# What needs to be done
Make an exact copy of the entries below with the pictures removed.

[Start of Material provided]

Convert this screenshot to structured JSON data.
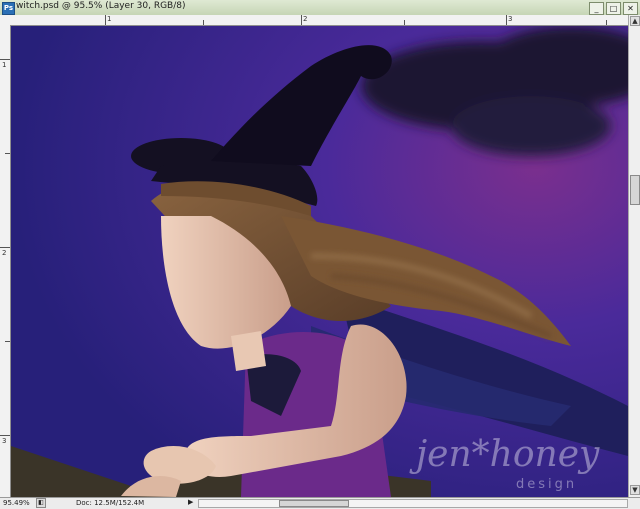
{
  "window": {
    "icon_label": "Ps",
    "title": "witch.psd @ 95.5% (Layer 30, RGB/8)",
    "minimize": "_",
    "maximize": "□",
    "close": "✕"
  },
  "rulers": {
    "top_labels": [
      "1",
      "2",
      "3"
    ],
    "left_labels": [
      "1",
      "2",
      "3"
    ]
  },
  "canvas": {
    "watermark_line1": "jen*honey",
    "watermark_line2": "design",
    "colors": {
      "sky_dark": "#27207a",
      "sky_mid": "#4a2a9a",
      "sky_magenta": "#7a2f8e",
      "hat": "#141022",
      "hair": "#7a5634",
      "skin": "#e6c2ab",
      "dress": "#6b2a8a",
      "broom": "#3a3428"
    }
  },
  "scrollbars": {
    "up_arrow": "▲",
    "down_arrow": "▼"
  },
  "status": {
    "zoom": "95.49%",
    "doc": "Doc: 12.5M/152.4M",
    "arrow": "▶"
  }
}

[End of Material provided]

# Finished answer
Convert this screenshot to structured JSON data.
{
  "window": {
    "icon_label": "Ps",
    "title": "witch.psd @ 95.5% (Layer 30, RGB/8)",
    "minimize": "_",
    "maximize": "□",
    "close": "✕"
  },
  "rulers": {
    "top_labels": [
      "1",
      "2",
      "3"
    ],
    "left_labels": [
      "1",
      "2",
      "3"
    ]
  },
  "canvas": {
    "watermark_line1": "jen*honey",
    "watermark_line2": "design",
    "colors": {
      "sky_dark": "#27207a",
      "sky_mid": "#4a2a9a",
      "sky_magenta": "#7a2f8e",
      "hat": "#141022",
      "hair": "#7a5634",
      "skin": "#e6c2ab",
      "dress": "#6b2a8a",
      "broom": "#3a3428"
    }
  },
  "scrollbars": {
    "up_arrow": "▲",
    "down_arrow": "▼"
  },
  "status": {
    "zoom": "95.49%",
    "doc": "Doc: 12.5M/152.4M",
    "arrow": "▶"
  }
}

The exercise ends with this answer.